▶ [Instructions for the task] Below is a listing to write out in full, exactly as given, without its pictures.

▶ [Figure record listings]
-------
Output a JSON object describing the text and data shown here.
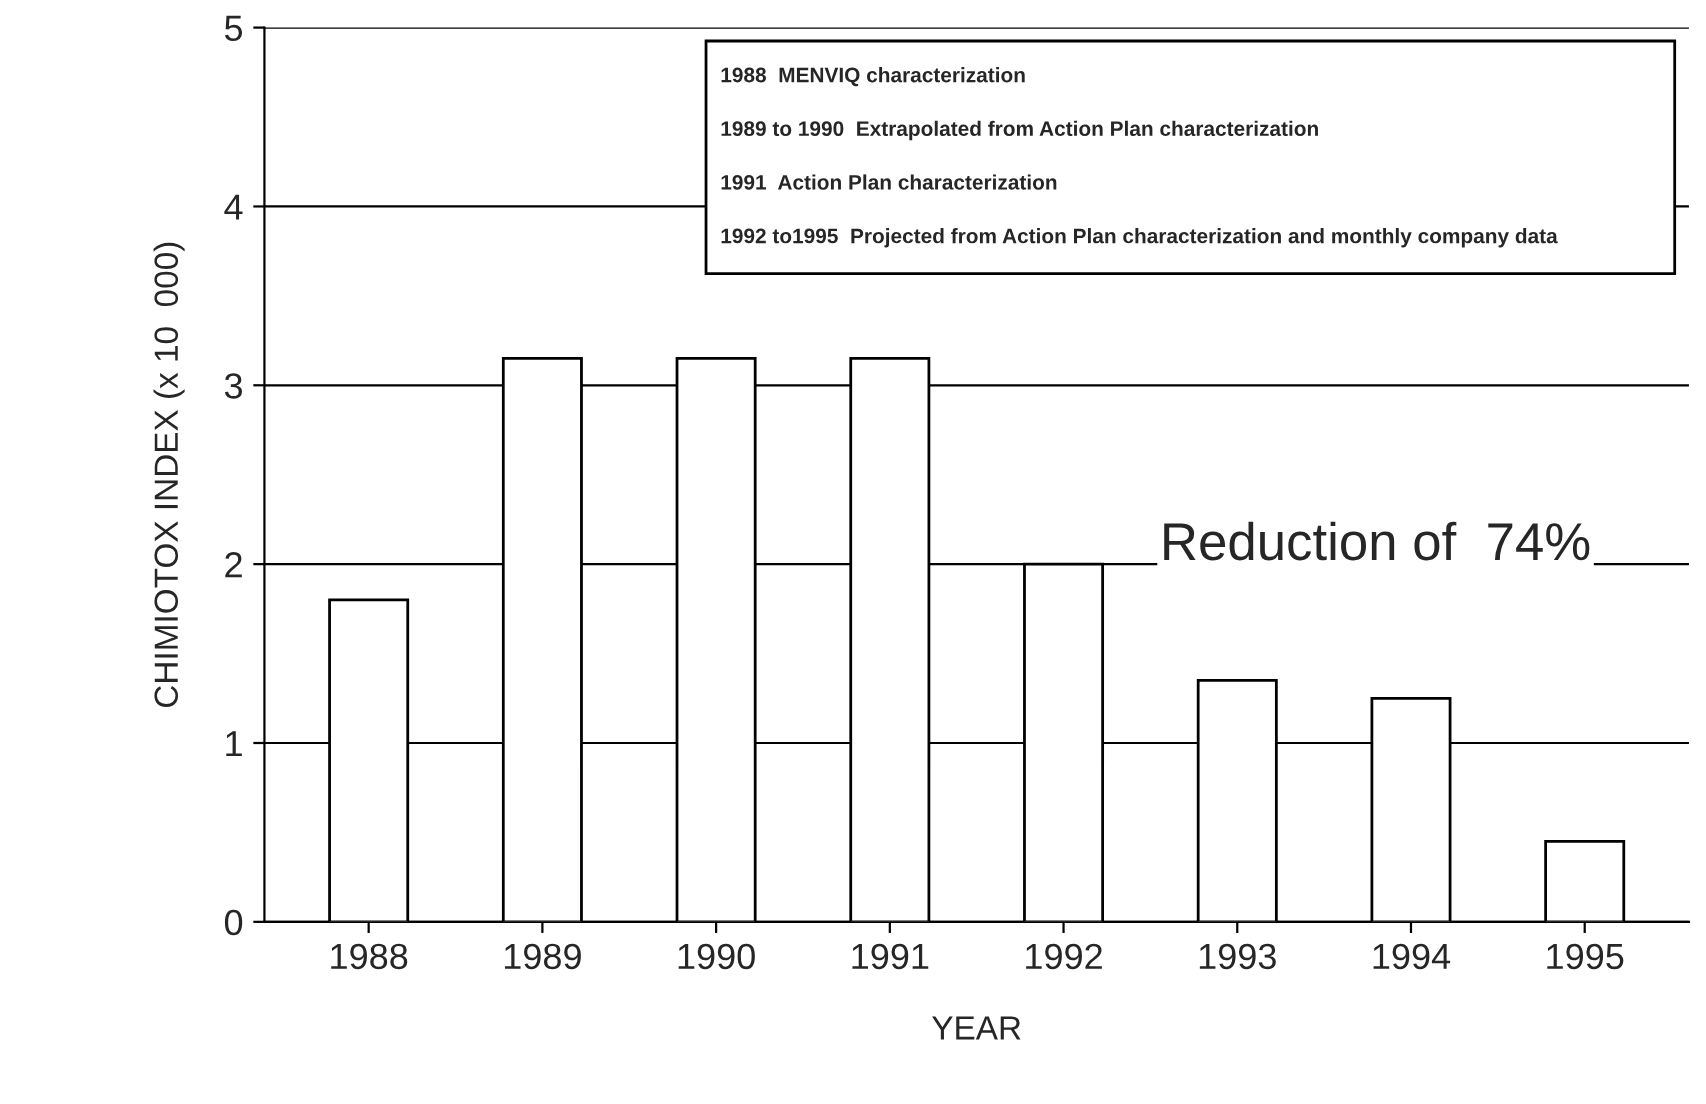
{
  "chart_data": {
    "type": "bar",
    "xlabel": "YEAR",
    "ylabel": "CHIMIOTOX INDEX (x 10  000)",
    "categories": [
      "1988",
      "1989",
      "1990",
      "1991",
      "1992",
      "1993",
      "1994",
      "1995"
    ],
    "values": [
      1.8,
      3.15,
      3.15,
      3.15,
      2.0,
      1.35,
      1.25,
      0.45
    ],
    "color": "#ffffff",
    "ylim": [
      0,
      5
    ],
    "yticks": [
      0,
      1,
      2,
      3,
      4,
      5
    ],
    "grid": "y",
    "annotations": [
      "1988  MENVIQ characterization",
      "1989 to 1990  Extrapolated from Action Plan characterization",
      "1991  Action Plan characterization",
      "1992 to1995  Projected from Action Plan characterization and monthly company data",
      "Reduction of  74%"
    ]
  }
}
-------
▶ [Task result]
Output a JSON object describing the text and data shown here.
{
  "chart_data": {
    "type": "bar",
    "xlabel": "YEAR",
    "ylabel": "CHIMIOTOX INDEX (x 10  000)",
    "categories": [
      "1988",
      "1989",
      "1990",
      "1991",
      "1992",
      "1993",
      "1994",
      "1995"
    ],
    "values": [
      1.8,
      3.15,
      3.15,
      3.15,
      2.0,
      1.35,
      1.25,
      0.45
    ],
    "color": "#ffffff",
    "ylim": [
      0,
      5
    ],
    "yticks": [
      0,
      1,
      2,
      3,
      4,
      5
    ],
    "grid": "y",
    "annotations": [
      "1988  MENVIQ characterization",
      "1989 to 1990  Extrapolated from Action Plan characterization",
      "1991  Action Plan characterization",
      "1992 to1995  Projected from Action Plan characterization and monthly company data",
      "Reduction of  74%"
    ]
  }
}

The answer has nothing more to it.